*SET PROBLEM*: The records that follow are to be repeated exactly, with the pictures removed.

*RECORDS PROVIDED*:
╔══

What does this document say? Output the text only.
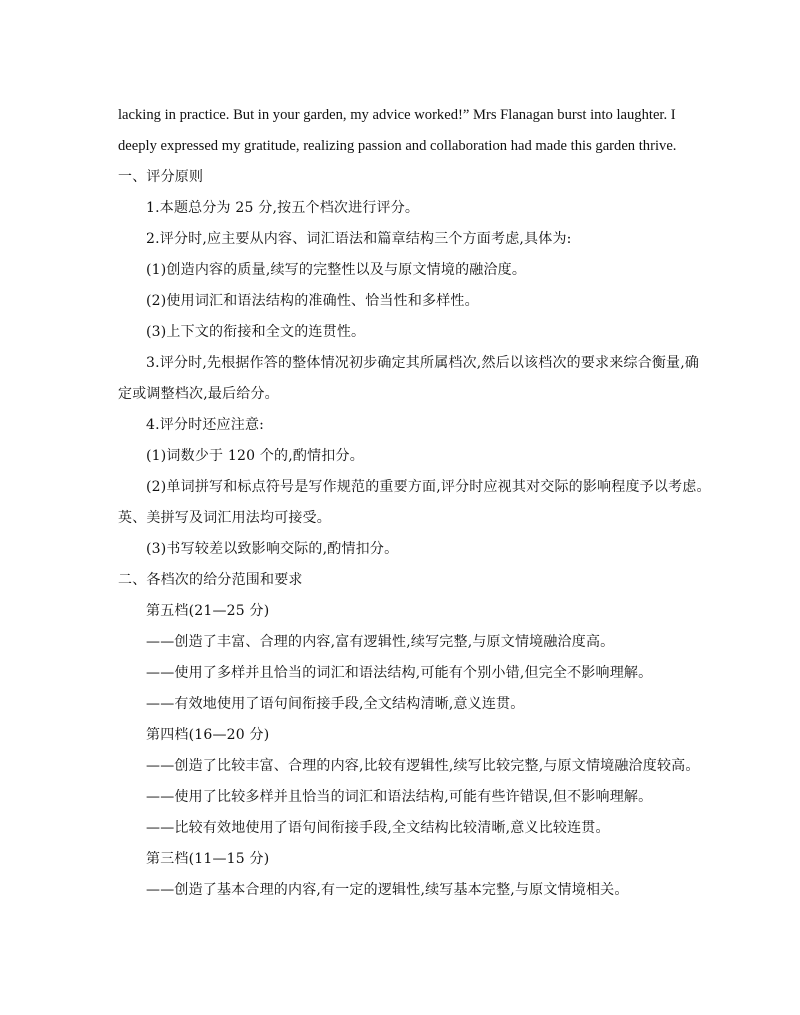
lacking in practice. But in your garden, my advice worked!” Mrs Flanagan burst into laughter. I
deeply expressed my gratitude, realizing passion and collaboration had made this garden thrive.
一、评分原则
1.本题总分为 25 分,按五个档次进行评分。
2.评分时,应主要从内容、词汇语法和篇章结构三个方面考虑,具体为:
(1)创造内容的质量,续写的完整性以及与原文情境的融洽度。
(2)使用词汇和语法结构的准确性、恰当性和多样性。
(3)上下文的衔接和全文的连贯性。
3.评分时,先根据作答的整体情况初步确定其所属档次,然后以该档次的要求来综合衡量,确
定或调整档次,最后给分。
4.评分时还应注意:
(1)词数少于 120 个的,酌情扣分。
(2)单词拼写和标点符号是写作规范的重要方面,评分时应视其对交际的影响程度予以考虑。
英、美拼写及词汇用法均可接受。
(3)书写较差以致影响交际的,酌情扣分。
二、各档次的给分范围和要求
第五档(21—25 分)
——创造了丰富、合理的内容,富有逻辑性,续写完整,与原文情境融洽度高。
——使用了多样并且恰当的词汇和语法结构,可能有个别小错,但完全不影响理解。
——有效地使用了语句间衔接手段,全文结构清晰,意义连贯。
第四档(16—20 分)
——创造了比较丰富、合理的内容,比较有逻辑性,续写比较完整,与原文情境融洽度较高。
——使用了比较多样并且恰当的词汇和语法结构,可能有些许错误,但不影响理解。
——比较有效地使用了语句间衔接手段,全文结构比较清晰,意义比较连贯。
第三档(11—15 分)
——创造了基本合理的内容,有一定的逻辑性,续写基本完整,与原文情境相关。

╚══

*COMPLETED TASK*:
What does this document say? Output the text only.
lacking in practice. But in your garden, my advice worked!” Mrs Flanagan burst into laughter. I
deeply expressed my gratitude, realizing passion and collaboration had made this garden thrive.
一、评分原则
1.本题总分为 25 分,按五个档次进行评分。
2.评分时,应主要从内容、词汇语法和篇章结构三个方面考虑,具体为:
(1)创造内容的质量,续写的完整性以及与原文情境的融洽度。
(2)使用词汇和语法结构的准确性、恰当性和多样性。
(3)上下文的衔接和全文的连贯性。
3.评分时,先根据作答的整体情况初步确定其所属档次,然后以该档次的要求来综合衡量,确
定或调整档次,最后给分。
4.评分时还应注意:
(1)词数少于 120 个的,酌情扣分。
(2)单词拼写和标点符号是写作规范的重要方面,评分时应视其对交际的影响程度予以考虑。
英、美拼写及词汇用法均可接受。
(3)书写较差以致影响交际的,酌情扣分。
二、各档次的给分范围和要求
第五档(21—25 分)
——创造了丰富、合理的内容,富有逻辑性,续写完整,与原文情境融洽度高。
——使用了多样并且恰当的词汇和语法结构,可能有个别小错,但完全不影响理解。
——有效地使用了语句间衔接手段,全文结构清晰,意义连贯。
第四档(16—20 分)
——创造了比较丰富、合理的内容,比较有逻辑性,续写比较完整,与原文情境融洽度较高。
——使用了比较多样并且恰当的词汇和语法结构,可能有些许错误,但不影响理解。
——比较有效地使用了语句间衔接手段,全文结构比较清晰,意义比较连贯。
第三档(11—15 分)
——创造了基本合理的内容,有一定的逻辑性,续写基本完整,与原文情境相关。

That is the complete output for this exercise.